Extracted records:

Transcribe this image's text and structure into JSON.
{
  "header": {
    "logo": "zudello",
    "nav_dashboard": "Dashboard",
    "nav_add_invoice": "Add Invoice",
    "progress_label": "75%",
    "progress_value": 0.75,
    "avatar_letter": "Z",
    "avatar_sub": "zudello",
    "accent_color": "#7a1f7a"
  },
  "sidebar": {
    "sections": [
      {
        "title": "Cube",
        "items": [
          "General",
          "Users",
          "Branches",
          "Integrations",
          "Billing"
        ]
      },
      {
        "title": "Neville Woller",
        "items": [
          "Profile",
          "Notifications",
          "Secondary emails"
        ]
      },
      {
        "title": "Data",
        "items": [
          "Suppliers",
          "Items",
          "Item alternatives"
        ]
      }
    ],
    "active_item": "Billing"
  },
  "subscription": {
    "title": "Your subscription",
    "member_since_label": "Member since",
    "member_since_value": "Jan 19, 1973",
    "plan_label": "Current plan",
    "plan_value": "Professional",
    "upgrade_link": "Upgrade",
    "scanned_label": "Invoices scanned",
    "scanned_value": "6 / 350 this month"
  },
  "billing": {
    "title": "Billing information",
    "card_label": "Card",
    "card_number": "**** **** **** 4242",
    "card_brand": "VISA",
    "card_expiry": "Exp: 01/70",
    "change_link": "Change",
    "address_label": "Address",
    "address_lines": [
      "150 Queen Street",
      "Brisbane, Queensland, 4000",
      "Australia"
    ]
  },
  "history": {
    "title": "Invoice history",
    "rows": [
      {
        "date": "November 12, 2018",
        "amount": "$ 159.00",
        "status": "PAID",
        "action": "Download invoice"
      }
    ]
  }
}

## TASK INSTRUCTIONS
Transcribe every record above exactly as it appears.

## FINAL ANSWER
Transcribe this image's text and structure into JSON.
{
  "header": {
    "logo": "zudello",
    "nav_dashboard": "Dashboard",
    "nav_add_invoice": "Add Invoice",
    "progress_label": "75%",
    "progress_value": 0.75,
    "avatar_letter": "Z",
    "avatar_sub": "zudello",
    "accent_color": "#7a1f7a"
  },
  "sidebar": {
    "sections": [
      {
        "title": "Cube",
        "items": [
          "General",
          "Users",
          "Branches",
          "Integrations",
          "Billing"
        ]
      },
      {
        "title": "Neville Woller",
        "items": [
          "Profile",
          "Notifications",
          "Secondary emails"
        ]
      },
      {
        "title": "Data",
        "items": [
          "Suppliers",
          "Items",
          "Item alternatives"
        ]
      }
    ],
    "active_item": "Billing"
  },
  "subscription": {
    "title": "Your subscription",
    "member_since_label": "Member since",
    "member_since_value": "Jan 19, 1973",
    "plan_label": "Current plan",
    "plan_value": "Professional",
    "upgrade_link": "Upgrade",
    "scanned_label": "Invoices scanned",
    "scanned_value": "6 / 350 this month"
  },
  "billing": {
    "title": "Billing information",
    "card_label": "Card",
    "card_number": "**** **** **** 4242",
    "card_brand": "VISA",
    "card_expiry": "Exp: 01/70",
    "change_link": "Change",
    "address_label": "Address",
    "address_lines": [
      "150 Queen Street",
      "Brisbane, Queensland, 4000",
      "Australia"
    ]
  },
  "history": {
    "title": "Invoice history",
    "rows": [
      {
        "date": "November 12, 2018",
        "amount": "$ 159.00",
        "status": "PAID",
        "action": "Download invoice"
      }
    ]
  }
}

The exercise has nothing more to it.